(Data entries)
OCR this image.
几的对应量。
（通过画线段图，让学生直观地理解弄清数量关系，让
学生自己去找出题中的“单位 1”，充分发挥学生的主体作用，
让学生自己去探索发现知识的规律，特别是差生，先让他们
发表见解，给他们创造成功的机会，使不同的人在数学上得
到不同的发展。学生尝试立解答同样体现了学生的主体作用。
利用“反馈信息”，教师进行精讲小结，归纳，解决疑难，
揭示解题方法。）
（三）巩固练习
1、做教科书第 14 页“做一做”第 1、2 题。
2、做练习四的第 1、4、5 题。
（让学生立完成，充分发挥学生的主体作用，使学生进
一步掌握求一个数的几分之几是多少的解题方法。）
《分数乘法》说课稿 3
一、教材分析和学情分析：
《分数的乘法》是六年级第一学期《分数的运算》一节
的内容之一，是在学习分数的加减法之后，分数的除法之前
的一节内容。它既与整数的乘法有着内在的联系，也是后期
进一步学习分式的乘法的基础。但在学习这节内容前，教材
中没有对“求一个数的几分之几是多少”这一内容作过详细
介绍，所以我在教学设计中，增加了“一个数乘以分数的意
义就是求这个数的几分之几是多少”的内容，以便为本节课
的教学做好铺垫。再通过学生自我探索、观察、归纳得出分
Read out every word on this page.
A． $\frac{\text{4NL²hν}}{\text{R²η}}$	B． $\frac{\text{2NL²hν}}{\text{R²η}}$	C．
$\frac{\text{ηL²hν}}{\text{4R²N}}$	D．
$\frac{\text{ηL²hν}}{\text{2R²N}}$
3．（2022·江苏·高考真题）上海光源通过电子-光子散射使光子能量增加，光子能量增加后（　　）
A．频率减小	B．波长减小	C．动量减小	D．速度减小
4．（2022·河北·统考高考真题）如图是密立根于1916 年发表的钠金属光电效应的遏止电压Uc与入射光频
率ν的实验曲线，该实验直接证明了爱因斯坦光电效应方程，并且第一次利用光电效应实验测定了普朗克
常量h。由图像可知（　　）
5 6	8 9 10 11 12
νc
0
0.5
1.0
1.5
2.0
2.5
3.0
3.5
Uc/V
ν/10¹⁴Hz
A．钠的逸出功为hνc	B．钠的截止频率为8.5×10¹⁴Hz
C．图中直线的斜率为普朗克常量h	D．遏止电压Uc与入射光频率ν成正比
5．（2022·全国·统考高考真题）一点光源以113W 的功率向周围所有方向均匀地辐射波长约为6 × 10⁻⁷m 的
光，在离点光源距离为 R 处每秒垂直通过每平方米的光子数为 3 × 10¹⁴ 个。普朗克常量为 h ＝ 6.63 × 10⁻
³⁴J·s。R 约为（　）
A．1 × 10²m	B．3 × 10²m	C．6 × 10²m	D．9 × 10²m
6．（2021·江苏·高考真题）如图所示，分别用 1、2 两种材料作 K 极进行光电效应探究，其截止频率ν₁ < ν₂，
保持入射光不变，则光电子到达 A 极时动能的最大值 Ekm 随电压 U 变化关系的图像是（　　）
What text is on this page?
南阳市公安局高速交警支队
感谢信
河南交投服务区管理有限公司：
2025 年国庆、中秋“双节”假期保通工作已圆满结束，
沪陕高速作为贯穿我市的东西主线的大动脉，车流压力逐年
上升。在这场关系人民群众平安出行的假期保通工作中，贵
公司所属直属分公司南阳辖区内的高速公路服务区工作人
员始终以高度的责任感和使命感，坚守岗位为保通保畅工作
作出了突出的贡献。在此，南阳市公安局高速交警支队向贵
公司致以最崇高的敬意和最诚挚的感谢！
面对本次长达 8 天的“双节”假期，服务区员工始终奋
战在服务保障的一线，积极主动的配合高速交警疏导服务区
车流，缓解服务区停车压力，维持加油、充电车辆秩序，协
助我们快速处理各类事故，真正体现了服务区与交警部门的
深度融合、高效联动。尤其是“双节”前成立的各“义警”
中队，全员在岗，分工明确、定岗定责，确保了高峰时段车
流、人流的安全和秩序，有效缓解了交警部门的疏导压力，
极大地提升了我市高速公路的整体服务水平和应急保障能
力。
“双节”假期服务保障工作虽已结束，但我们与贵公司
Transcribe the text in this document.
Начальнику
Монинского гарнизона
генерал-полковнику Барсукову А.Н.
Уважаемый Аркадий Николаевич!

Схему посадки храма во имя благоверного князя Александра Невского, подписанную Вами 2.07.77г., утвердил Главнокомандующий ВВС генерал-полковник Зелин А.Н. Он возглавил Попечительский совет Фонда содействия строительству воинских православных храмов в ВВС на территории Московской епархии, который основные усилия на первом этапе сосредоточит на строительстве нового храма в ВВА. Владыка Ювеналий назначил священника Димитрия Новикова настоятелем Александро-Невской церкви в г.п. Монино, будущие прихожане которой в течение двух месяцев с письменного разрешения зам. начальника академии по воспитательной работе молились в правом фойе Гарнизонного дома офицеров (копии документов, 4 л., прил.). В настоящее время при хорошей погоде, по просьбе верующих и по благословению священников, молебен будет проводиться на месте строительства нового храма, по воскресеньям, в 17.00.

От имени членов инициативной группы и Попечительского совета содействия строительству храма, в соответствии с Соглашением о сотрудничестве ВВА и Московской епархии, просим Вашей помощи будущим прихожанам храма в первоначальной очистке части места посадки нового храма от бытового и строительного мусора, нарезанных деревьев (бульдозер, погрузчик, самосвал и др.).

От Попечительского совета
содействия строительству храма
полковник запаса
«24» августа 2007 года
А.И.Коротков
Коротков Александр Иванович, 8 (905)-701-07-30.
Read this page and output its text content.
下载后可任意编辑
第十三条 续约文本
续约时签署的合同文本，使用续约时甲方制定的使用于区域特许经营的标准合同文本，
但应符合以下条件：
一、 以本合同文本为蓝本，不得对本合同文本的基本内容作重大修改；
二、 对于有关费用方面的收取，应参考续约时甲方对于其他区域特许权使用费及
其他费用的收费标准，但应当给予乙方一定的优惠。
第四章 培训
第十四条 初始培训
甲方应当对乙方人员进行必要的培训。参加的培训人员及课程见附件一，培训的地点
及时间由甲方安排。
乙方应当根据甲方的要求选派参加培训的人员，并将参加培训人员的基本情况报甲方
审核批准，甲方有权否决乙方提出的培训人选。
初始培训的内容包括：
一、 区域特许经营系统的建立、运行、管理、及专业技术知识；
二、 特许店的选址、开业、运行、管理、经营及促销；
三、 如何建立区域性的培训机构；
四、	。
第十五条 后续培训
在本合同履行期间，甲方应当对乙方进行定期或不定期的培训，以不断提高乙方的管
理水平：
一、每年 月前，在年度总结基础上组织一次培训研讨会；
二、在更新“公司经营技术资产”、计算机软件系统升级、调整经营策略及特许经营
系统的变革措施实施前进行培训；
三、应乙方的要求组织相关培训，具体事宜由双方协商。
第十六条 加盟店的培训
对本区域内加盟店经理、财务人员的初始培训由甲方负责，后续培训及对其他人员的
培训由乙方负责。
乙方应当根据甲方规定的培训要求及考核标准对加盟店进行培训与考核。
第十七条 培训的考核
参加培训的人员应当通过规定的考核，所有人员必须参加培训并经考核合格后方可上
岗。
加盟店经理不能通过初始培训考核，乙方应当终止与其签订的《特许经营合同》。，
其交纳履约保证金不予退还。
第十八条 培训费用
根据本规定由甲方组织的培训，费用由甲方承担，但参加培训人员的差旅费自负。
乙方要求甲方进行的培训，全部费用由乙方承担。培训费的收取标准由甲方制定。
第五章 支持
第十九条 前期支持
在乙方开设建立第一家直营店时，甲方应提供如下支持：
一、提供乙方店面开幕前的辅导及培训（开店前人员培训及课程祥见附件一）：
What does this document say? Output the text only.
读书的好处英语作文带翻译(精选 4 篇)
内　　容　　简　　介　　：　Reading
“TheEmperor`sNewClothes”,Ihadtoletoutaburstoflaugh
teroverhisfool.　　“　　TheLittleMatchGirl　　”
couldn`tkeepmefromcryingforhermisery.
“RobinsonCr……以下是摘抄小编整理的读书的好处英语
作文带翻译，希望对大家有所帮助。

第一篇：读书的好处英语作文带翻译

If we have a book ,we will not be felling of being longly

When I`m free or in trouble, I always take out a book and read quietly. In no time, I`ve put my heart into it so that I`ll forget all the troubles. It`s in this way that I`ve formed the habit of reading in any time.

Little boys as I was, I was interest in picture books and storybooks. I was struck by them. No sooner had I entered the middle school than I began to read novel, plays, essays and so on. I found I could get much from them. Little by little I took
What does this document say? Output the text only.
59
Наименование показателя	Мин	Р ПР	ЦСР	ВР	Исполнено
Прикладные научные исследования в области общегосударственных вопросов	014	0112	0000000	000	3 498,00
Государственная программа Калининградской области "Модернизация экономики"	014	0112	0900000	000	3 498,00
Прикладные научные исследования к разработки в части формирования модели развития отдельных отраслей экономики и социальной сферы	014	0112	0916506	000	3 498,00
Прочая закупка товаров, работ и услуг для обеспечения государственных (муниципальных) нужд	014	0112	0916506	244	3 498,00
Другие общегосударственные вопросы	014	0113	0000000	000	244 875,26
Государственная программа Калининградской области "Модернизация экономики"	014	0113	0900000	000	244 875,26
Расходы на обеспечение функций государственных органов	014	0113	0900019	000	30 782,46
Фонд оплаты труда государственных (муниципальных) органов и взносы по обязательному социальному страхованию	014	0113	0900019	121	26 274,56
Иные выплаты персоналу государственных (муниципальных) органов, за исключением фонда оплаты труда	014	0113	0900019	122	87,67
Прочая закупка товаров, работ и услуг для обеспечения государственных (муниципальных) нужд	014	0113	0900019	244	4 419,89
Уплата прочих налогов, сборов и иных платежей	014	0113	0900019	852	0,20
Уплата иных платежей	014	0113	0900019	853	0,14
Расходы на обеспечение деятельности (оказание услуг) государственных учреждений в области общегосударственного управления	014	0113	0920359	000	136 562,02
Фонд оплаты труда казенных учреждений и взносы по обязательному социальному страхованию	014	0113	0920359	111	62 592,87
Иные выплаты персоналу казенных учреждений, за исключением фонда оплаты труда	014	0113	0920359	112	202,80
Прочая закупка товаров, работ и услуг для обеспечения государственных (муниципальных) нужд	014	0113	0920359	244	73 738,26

• [GOAL OF THE EXERCISE]: Please list every line of the records that contains "page".

• [COMPLETED EXERCISE]:
Read out every word on this page.
What text is on this page?
Read this page and output its text content.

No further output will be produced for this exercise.